*Exercise requirements*: Each line containing the word "ecosystems" needs to be copied.
— Start —
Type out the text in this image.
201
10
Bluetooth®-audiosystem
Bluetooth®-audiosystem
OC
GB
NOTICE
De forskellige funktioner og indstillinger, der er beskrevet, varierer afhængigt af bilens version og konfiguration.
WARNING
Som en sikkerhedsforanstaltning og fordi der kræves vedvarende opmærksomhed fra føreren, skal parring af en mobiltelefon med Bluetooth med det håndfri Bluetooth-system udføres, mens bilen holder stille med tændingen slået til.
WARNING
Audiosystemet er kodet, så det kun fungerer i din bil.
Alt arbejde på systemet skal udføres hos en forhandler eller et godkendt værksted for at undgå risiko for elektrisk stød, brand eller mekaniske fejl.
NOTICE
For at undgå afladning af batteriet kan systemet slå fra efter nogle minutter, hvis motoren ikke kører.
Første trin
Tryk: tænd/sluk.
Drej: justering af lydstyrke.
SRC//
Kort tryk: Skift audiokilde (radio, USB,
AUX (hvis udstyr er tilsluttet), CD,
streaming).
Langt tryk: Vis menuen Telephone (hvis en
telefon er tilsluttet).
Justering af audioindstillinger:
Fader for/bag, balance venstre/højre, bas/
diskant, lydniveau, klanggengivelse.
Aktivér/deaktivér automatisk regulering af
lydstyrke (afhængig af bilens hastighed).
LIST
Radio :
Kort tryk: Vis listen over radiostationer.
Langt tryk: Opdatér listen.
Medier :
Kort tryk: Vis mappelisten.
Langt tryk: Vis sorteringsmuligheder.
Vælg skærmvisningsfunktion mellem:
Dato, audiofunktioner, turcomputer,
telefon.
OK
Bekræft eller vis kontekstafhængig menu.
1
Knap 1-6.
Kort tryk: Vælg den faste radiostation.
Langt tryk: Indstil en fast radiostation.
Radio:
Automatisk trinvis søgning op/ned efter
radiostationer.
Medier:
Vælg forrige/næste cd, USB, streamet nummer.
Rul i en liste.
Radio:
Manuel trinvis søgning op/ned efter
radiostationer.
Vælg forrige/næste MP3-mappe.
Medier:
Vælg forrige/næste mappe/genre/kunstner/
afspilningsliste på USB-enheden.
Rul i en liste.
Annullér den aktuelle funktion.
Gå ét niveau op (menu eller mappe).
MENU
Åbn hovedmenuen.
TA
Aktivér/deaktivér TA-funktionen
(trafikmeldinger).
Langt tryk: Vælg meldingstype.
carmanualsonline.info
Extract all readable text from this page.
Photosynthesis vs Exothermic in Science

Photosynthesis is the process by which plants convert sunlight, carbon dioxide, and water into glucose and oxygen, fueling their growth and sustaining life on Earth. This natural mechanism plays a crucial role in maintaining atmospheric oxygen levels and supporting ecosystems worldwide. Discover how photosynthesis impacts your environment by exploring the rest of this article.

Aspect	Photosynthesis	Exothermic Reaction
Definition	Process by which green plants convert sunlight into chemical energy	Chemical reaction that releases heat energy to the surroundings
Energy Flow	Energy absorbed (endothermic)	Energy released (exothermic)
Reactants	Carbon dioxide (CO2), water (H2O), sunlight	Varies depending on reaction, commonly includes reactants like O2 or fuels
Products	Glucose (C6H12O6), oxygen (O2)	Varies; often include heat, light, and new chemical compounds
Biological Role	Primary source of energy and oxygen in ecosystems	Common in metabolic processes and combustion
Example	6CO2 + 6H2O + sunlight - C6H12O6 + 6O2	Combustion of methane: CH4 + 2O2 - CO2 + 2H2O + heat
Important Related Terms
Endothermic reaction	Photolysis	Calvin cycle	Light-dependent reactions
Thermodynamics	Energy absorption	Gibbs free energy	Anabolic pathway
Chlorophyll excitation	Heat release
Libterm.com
— End —
*Answer for the task*:
Photosynthesis is the process by which plants convert sunlight, carbon dioxide, and water into glucose and oxygen, fueling their growth and sustaining life on Earth. This natural mechanism plays a crucial role in maintaining atmospheric oxygen levels and supporting ecosystems worldwide. Discover how photosynthesis impacts your environment by exploring the rest of this article.
Biological Role	Primary source of energy and oxygen in ecosystems	Common in metabolic processes and combustion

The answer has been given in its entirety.